• **Source passage**:
((

Michael Aschbacher was born in Little Rock, Arkansas, in 1944. He received his undergraduate degree from Caltech in 1966 and his Ph.D. from the University of Wisconsin in 1969 under the direction of Richard Bruck. He was a postdoctoral fellow at the University of Illinois in 1969-70, and since then he has been at Caltech, where he is the Shaler Arthur Hanisch Professor of Mathematics. He received the Cole Prize in Algebra from the AMS in 1980 and the Rolf Schock Prize from the Royal Swedish Academy of Sciences in 2011. He was an invited speaker at the International Congress of Mathematicians in 1978 and a vice president of the AMS from 1996 to 1998. He is a member of the National Academy of Sciences and the American Academy of Arts and Sciences. Aschbacher's research focuses on the finite simple groups.

We are deeply grateful to the Society for honouring us with this Steele Prize for Mathematical Exposition. For decades Danny Gorenstein was the voice of the Classification Project, providing the community with a vivid narrative of our travails and accomplishments. Unfortunately, he departed this life before the task was completed and the tale fully told. Our book serves in part as a sequel to his 1983 volume, providing a detailed reader's guide to the major papers composing the second ("even") half of the Classification proof, but we have prefaced it with an outline and synopsis of the entire proof, updating Danny's references and giving our personal view of the entire enterprise. In writing a book it always helps to have a great story to tell, and few mathematical projects have played out on such an epic scale and reached such a gratifying culmination as the Classification of the Finite Simple Groups. We appreciate that, in awarding us this prize, the Society acknowledges the importance of this work.

Michael Aschbacher, the Shaler Arthur Hanisch Professor of Mathematics, has been awarded the 2012 Leroy P Steele Prize for Mathematical Exposition by the American Mathematical Society (AMS). Aschbacher, along with coauthors Richard Lyons of Rutgers University, Steve Smith of the University of Illinois at Chicago, and Ronald Solomon of Ohio State University, were recognised for a paper on the classification of certain types of groups, which are fundamental mathematical objects.

"AMS prizes are big honours, and we are proud that Michael has gotten this prize," says Barry Simon, the IBM Professor of Mathematics and Theoretical Physics." Over the last few decades, Aschbacher has played a leading role in the classification of so-called finite simple groups-an achievement that, Simon says, is one of the major mathematical accomplishments of the last 50 years, earning Aschbacher the Rolf Schock Prize from the Royal Swedish Academy of Sciences last year. "The mathematical proof involved in that work is so complicated that even experts in the specialty haven't absorbed it all," Simon says. "What Aschbacher and his co-authors got the Steele Prize for is an exposition for professional mathematicians that's one part of a wider program. Making this material accessible to mathematicians in different fields of mathematics is an important accomplishment."

In addition to the Schock Prize, Aschbacher has also received the Cole Prize in Algebra from AMS, and he is a member of the National Academy of Sciences and the American Academy of Arts and Sciences. The Steele Prize was awarded for the paper titled "The classification of finite simple groups: groups of characteristic 2 type," published in Mathematical Surveys and Monographs, Vol. 172.

))

• **Dataset**:

((

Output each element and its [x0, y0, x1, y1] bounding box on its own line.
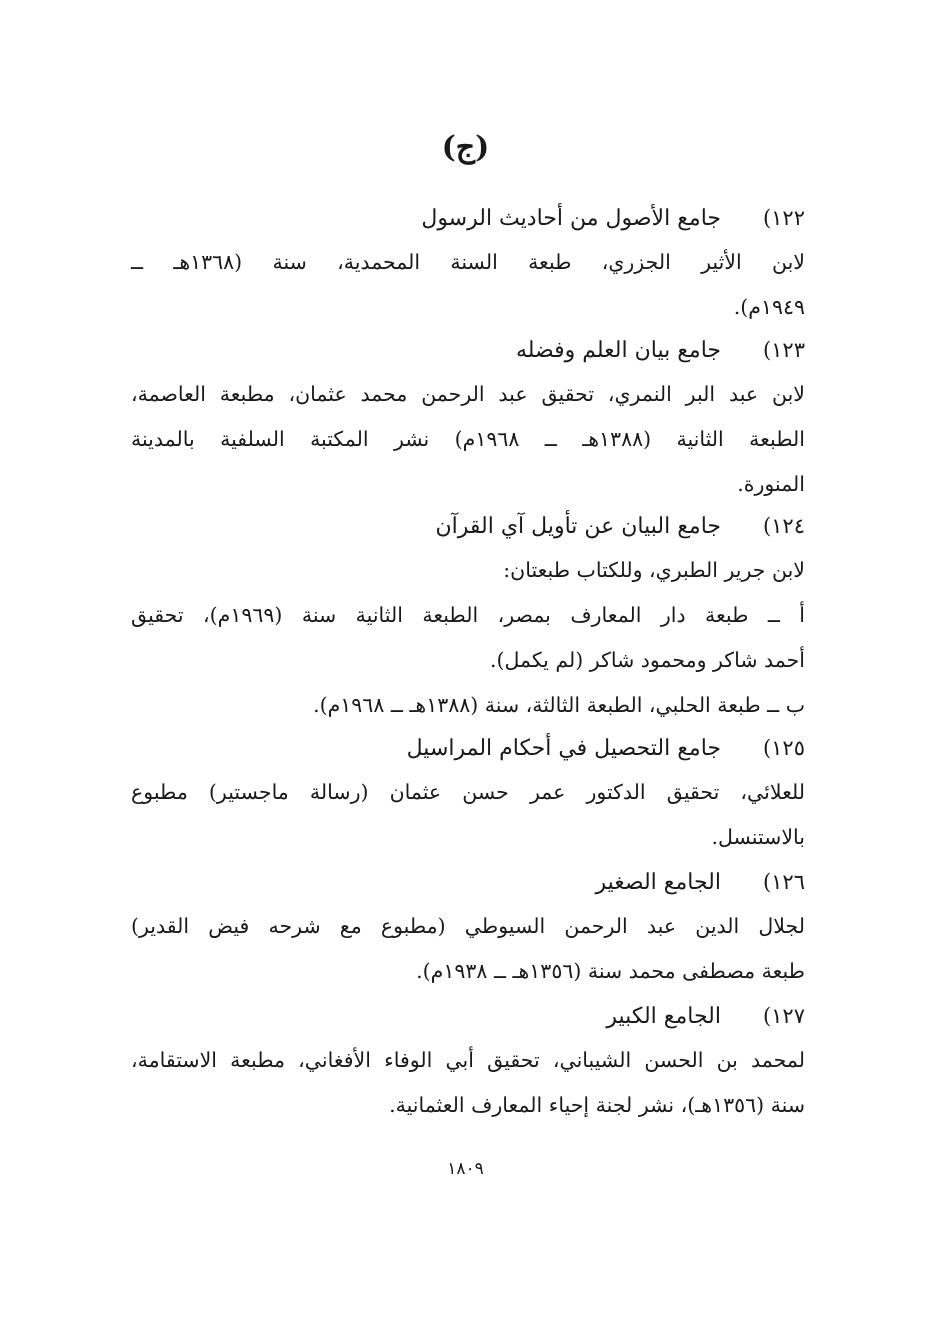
entry-title: جامع البيان عن تأويل آي القرآن	[435, 514, 721, 539]
entry-title: الجامع الكبير	[606, 1004, 721, 1029]
entry-line: لابن الأثير الجزري، طبعة السنة المحمدية، سنة (١٣٦٨هـ ــ	[131, 250, 805, 274]
entry-line: لابن عبد البر النمري، تحقيق عبد الرحمن محمد عثمان، مطبعة العاصمة،	[131, 382, 805, 406]
entry-header	[131, 726, 805, 770]
entry-line: ١٩٤٩م).	[733, 295, 805, 319]
entry-title: جامع التحصيل في أحكام المراسيل	[406, 736, 721, 761]
entry-number: ١٢٥)	[762, 736, 805, 760]
entry-line: لجلال الدين عبد الرحمن السيوطي (مطبوع مع شرحه فيض القدير)	[131, 914, 805, 938]
entry-title: جامع بيان العلم وفضله	[515, 338, 721, 363]
bibliography-entry	[131, 328, 805, 507]
bibliography-entry	[131, 504, 805, 728]
entry-line: ب ــ طبعة الحلبي، الطبعة الثالثة، سنة (١٣٨٨هـ ــ ١٩٦٨م).	[313, 693, 805, 717]
entry-header	[131, 328, 805, 372]
entry-number: ١٢٣)	[762, 338, 805, 362]
entry-line: للعلائي، تحقيق الدكتور عمر حسن عثمان (رسالة ماجستير) مطبوع	[131, 780, 805, 804]
bibliography-entry	[131, 196, 805, 330]
entry-header	[131, 994, 805, 1038]
entry-header	[131, 196, 805, 240]
entry-line: لمحمد بن الحسن الشيباني، تحقيق أبي الوفاء الأفغاني، مطبعة الاستقامة،	[131, 1048, 805, 1072]
entry-line: سنة (١٣٥٦هـ)، نشر لجنة إحياء المعارف العثمانية.	[389, 1093, 805, 1117]
entry-number: ١٢٧)	[762, 1004, 805, 1028]
entry-title: الجامع الصغير	[595, 870, 721, 895]
entry-header	[131, 504, 805, 548]
bibliography-entry	[131, 860, 805, 994]
section-heading: (ج)	[441, 130, 490, 165]
entry-line: أحمد شاكر ومحمود شاكر (لم يكمل).	[489, 648, 805, 672]
entry-number: ١٢٢)	[762, 206, 805, 230]
entry-line: أ ــ طبعة دار المعارف بمصر، الطبعة الثانية سنة (١٩٦٩م)، تحقيق	[131, 603, 806, 627]
bibliography-entry	[131, 726, 805, 860]
entry-line: بالاستنسل.	[711, 825, 805, 849]
bibliography-entry	[131, 994, 805, 1128]
entry-header	[131, 860, 805, 904]
entry-title: جامع الأصول من أحاديث الرسول	[421, 206, 721, 231]
entry-number: ١٢٤)	[762, 514, 805, 538]
entry-line: لابن جرير الطبري، وللكتاب طبعتان:	[503, 558, 805, 582]
entry-line: المنورة.	[737, 472, 805, 496]
entry-number: ١٢٦)	[762, 870, 805, 894]
entry-line: طبعة مصطفى محمد سنة (١٣٥٦هـ ــ ١٩٣٨م).	[416, 959, 805, 983]
entry-line: الطبعة الثانية (١٣٨٨هـ ــ ١٩٦٨م) نشر المكتبة السلفية بالمدينة	[131, 427, 805, 451]
page-number: ١٨٠٩	[447, 1159, 484, 1179]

))

• **Directives**:
A - Transcribe the part of the article about Michael Aschbacher, starting with "Michael Aschbacher, the" and going on through "fundamental mathematical objects.".
B - In the article about Michael Aschbacher, who directed his Ph.D. work at the University of Wisconsin?
C - Resume the article about Michael Aschbacher's Steele Prize from where it stops.

• **The replies**:
A -
Michael Aschbacher, the Shaler Arthur Hanisch Professor of Mathematics, has been awarded the 2012 Leroy P Steele Prize for Mathematical Exposition by the American Mathematical Society (AMS). Aschbacher, along with coauthors Richard Lyons of Rutgers University, Steve Smith of the University of Illinois at Chicago, and Ronald Solomon of Ohio State University, were recognised for a paper on the classification of certain types of groups, which are fundamental mathematical objects.

B - Richard Bruck

C -
**4.1. Citation: Mathematical Exposition: Michael Aschbacher, Richard Lyons, Steve Smith, and Ronald Solomon.**The 2012 Leroy P Steele Prize for Mathematical Exposition is awarded to Michael Aschbacher, Richard Lyons, Steve Smith, and Ronald Solomon for their work, The Classification of Finite Simple Groups: Groups of Characteristic 2 Type, Mathematical Surveys and Monographs, 172, American Mathematical Society, Providence, RI, 2011. In this paper, the authors, who have done foundational work in the classification of finite simple groups, offer to the general mathematical public an articulate and readable exposition of the classification of characteristic 2 type groups.

**4.2. Michael Aschbacher Biographical Sketch.**Michael Aschbacher was born in Little Rock, Arkansas, in 1944. He received his undergraduate degree from Caltech in 1966 and his Ph.D. from the University of Wisconsin in 1969 under the direction of Richard Bruck. He was a postdoctoral fellow at the University of Illinois in 1969-70, and since then he has been at Caltech, where he is the Shaler Arthur Hanisch Professor of Mathematics. He received the Cole Prize in Algebra from the AMS in 1980 and the Rolf Schock Prize from the Royal Swedish Academy of Sciences in 2011. He was an invited speaker at the International Congress of Mathematicians in 1978 and a vice president of the AMS from 1996 to 1998. He is a member of the National Academy of Sciences and the American Academy of Arts and Sciences. Aschbacher's research focuses on the finite simple groups.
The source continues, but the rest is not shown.